RECORD LIST:
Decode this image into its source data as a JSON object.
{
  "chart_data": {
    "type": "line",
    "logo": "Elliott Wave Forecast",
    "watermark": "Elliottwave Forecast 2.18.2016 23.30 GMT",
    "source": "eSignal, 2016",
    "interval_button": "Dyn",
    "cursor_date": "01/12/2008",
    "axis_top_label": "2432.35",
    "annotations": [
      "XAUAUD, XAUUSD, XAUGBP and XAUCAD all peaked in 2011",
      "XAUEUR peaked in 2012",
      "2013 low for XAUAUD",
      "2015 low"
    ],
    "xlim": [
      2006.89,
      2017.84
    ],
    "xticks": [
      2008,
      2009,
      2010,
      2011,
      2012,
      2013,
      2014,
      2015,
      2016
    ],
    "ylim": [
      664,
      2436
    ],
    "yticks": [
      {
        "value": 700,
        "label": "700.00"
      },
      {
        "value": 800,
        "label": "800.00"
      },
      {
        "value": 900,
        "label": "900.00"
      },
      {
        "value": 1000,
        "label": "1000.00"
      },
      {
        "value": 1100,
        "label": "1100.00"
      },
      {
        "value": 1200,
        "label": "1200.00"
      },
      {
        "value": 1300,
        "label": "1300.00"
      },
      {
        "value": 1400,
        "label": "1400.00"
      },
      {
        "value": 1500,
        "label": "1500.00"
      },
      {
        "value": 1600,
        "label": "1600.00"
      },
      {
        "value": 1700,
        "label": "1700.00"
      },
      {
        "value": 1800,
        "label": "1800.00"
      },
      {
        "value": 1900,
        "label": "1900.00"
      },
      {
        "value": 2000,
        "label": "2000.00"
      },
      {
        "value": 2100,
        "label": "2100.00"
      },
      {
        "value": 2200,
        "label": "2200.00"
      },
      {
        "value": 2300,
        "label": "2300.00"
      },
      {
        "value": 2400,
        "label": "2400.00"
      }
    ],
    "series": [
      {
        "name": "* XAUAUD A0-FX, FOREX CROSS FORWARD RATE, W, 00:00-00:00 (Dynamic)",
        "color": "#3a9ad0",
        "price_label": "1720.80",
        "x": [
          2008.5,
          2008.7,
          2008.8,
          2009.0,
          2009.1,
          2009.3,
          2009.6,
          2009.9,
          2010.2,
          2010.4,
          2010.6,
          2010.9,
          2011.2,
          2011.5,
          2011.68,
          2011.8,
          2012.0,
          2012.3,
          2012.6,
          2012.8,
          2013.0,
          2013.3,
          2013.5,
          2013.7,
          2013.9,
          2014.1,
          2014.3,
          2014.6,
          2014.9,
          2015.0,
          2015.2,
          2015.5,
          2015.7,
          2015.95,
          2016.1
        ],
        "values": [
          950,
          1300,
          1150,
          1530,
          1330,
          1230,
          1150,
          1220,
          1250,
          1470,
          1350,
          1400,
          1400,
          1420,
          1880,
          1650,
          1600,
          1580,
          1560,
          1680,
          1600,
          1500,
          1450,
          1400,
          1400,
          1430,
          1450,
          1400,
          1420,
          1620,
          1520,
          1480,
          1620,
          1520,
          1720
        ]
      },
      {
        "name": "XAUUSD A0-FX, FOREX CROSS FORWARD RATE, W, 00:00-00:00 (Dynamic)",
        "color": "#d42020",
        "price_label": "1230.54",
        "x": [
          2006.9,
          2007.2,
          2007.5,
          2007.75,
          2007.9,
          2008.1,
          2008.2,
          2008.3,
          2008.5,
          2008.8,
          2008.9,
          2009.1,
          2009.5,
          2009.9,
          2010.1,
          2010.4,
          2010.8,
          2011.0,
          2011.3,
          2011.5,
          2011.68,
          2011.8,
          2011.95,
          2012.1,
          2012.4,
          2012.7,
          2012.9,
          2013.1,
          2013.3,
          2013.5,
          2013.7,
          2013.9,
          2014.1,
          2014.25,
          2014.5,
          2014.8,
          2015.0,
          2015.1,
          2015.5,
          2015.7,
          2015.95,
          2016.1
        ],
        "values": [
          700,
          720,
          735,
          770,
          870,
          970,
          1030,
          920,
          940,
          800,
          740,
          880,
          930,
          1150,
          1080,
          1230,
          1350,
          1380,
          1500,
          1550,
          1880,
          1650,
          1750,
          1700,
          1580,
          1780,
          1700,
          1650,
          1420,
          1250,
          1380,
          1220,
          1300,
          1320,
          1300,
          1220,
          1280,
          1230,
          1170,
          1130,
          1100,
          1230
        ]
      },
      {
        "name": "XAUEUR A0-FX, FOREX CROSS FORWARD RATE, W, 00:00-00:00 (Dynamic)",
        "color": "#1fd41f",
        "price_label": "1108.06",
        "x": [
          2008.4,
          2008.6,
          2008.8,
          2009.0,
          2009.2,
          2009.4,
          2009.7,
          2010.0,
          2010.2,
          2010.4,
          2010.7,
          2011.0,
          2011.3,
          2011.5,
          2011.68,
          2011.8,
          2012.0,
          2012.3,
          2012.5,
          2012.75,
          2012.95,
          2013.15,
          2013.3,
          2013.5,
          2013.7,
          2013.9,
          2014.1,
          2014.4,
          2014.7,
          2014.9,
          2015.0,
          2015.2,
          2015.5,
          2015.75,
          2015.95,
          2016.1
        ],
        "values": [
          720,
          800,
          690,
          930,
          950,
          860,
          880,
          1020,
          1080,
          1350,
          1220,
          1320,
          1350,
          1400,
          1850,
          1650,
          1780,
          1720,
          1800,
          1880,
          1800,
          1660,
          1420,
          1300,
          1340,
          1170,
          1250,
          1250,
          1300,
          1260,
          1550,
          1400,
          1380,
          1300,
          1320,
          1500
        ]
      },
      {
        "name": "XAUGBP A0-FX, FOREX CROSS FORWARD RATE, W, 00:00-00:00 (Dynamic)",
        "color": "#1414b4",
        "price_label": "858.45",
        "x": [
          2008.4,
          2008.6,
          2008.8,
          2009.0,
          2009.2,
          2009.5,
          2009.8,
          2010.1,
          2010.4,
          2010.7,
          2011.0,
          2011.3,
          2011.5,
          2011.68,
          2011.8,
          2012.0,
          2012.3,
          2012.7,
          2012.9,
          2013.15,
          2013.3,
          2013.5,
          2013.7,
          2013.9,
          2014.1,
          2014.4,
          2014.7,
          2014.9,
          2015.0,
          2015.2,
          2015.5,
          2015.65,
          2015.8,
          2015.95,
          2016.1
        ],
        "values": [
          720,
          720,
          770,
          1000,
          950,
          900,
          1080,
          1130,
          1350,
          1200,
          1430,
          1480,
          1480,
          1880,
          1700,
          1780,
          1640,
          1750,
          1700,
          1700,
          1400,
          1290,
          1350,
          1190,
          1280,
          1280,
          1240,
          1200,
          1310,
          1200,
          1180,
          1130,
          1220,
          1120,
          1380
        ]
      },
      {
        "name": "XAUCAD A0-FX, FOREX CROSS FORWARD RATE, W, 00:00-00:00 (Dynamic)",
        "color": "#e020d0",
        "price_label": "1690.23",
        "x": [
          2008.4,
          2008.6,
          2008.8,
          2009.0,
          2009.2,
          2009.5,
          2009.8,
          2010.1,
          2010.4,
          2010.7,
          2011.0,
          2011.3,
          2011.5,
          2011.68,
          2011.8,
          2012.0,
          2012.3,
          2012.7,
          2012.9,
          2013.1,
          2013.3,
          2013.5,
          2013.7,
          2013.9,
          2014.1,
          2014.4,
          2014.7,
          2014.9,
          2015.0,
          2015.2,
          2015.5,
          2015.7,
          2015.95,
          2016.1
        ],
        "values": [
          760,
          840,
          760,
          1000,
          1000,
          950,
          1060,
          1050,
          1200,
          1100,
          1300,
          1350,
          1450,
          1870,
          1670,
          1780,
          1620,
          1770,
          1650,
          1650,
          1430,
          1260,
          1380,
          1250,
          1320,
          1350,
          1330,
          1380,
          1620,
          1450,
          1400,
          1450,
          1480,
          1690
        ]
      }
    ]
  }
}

GIVEN TASK:
Every line of the listing that holds "XAUEUR" should be found and copied.

EXERCISE ANSWER:
      "XAUEUR peaked in 2012",
        "name": "XAUEUR A0-FX, FOREX CROSS FORWARD RATE, W, 00:00-00:00 (Dynamic)",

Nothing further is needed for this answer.